<<<<

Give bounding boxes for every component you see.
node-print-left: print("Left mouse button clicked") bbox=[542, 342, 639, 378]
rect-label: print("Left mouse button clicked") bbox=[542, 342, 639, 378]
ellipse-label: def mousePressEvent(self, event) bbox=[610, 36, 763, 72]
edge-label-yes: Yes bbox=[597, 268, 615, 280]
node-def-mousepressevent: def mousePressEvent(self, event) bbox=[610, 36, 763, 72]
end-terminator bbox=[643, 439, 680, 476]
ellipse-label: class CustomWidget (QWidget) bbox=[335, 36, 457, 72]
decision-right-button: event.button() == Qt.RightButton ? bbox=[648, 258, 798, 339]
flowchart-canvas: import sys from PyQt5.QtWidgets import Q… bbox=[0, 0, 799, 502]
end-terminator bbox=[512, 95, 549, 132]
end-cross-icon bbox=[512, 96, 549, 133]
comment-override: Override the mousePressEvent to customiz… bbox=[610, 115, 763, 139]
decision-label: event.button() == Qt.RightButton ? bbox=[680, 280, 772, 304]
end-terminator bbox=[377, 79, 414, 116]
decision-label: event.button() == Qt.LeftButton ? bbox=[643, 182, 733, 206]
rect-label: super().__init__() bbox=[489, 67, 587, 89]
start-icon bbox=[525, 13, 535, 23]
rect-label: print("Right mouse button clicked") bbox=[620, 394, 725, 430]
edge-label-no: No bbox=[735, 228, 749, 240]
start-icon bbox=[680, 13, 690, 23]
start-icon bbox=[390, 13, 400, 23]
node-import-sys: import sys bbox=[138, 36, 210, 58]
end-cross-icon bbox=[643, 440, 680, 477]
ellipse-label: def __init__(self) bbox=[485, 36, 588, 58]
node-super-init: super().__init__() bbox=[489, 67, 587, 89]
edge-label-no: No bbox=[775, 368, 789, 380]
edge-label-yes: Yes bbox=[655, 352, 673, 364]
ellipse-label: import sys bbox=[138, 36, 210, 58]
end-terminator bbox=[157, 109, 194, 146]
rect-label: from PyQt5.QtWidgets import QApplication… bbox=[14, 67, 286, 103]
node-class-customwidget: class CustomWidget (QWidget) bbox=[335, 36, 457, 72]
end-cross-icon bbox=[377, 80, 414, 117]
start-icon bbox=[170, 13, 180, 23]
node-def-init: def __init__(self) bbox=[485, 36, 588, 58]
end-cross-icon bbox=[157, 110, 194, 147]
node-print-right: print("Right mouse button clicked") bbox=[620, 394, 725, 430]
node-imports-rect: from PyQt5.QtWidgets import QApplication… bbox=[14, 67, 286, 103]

>>>>

* What this task involves *
Copy out the records word for word, starting at the first line and ending after the line containing "node-def-mousepressevent: def mousePressEvent(self, event)".

* Task solution *
Give bounding boxes for every component you see.
node-print-left: print("Left mouse button clicked") bbox=[542, 342, 639, 378]
rect-label: print("Left mouse button clicked") bbox=[542, 342, 639, 378]
ellipse-label: def mousePressEvent(self, event) bbox=[610, 36, 763, 72]
edge-label-yes: Yes bbox=[597, 268, 615, 280]
node-def-mousepressevent: def mousePressEvent(self, event) bbox=[610, 36, 763, 72]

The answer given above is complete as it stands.